Aim of the task = Look through the records and report how many lines include the word "core", with no other words.

::: Data lines

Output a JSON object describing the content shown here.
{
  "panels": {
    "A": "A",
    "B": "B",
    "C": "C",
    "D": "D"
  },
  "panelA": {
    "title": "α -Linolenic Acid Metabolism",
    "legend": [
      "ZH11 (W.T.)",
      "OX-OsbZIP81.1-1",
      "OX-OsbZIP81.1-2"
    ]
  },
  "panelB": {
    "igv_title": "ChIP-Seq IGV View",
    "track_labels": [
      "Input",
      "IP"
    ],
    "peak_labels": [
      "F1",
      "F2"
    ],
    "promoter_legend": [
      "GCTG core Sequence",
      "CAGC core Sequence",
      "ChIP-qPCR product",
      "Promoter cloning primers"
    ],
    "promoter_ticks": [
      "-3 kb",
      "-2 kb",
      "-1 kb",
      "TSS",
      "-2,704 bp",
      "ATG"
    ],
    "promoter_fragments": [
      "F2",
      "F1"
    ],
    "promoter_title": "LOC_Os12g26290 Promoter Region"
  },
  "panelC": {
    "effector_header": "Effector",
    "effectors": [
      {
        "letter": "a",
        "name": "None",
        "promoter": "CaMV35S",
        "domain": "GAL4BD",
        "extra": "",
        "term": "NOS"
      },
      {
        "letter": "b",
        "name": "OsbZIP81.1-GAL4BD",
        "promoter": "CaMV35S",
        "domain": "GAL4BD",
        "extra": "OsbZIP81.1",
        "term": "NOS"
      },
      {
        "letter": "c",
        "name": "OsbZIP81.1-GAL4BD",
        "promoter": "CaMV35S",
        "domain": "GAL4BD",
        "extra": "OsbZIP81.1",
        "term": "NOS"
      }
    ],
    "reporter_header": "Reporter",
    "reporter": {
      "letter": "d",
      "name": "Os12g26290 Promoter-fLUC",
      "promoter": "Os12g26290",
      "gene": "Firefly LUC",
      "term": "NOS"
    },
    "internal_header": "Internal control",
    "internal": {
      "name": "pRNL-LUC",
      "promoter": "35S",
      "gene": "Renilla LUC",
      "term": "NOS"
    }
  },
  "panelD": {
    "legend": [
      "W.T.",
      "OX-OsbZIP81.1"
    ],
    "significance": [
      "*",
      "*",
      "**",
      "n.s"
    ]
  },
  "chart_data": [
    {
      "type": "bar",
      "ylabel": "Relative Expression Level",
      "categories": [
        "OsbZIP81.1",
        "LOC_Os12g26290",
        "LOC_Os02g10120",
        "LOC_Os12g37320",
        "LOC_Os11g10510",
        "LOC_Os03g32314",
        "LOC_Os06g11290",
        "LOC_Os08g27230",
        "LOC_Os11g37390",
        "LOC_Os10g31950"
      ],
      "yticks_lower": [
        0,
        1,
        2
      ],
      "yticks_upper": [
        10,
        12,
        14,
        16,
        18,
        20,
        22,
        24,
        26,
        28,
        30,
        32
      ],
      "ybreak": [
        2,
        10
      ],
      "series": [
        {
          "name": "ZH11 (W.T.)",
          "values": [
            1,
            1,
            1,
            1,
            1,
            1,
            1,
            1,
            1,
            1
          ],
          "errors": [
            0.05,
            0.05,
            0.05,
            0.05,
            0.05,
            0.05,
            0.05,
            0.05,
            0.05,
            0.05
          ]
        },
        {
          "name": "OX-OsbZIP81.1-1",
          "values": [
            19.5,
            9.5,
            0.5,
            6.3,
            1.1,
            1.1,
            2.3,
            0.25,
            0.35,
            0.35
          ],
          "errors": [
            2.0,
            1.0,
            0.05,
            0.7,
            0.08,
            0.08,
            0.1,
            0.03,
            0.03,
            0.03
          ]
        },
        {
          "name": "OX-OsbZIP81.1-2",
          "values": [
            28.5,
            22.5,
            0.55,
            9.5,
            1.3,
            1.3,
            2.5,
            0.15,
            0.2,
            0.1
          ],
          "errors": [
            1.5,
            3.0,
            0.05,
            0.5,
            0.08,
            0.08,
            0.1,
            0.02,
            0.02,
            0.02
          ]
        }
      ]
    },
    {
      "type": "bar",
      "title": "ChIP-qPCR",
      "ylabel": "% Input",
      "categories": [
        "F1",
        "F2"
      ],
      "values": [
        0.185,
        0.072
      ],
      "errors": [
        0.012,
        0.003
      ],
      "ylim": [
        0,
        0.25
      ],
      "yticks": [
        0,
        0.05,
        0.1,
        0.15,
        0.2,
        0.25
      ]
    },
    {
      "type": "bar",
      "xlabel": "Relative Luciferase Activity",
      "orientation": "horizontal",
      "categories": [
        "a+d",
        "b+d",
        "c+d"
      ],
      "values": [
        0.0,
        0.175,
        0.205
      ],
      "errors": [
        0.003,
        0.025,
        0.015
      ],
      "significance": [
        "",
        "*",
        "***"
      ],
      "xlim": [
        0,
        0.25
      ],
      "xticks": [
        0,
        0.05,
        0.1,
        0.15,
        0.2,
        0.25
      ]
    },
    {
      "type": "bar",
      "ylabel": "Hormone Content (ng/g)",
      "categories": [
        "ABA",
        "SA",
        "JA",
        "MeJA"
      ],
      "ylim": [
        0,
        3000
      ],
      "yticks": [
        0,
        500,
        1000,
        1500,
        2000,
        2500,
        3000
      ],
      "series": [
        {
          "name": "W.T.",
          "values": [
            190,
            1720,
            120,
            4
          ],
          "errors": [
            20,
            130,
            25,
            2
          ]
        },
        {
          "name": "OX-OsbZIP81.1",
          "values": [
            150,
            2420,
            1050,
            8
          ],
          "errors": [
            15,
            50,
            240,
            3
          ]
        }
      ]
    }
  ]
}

::::::

Response for this exercise = 2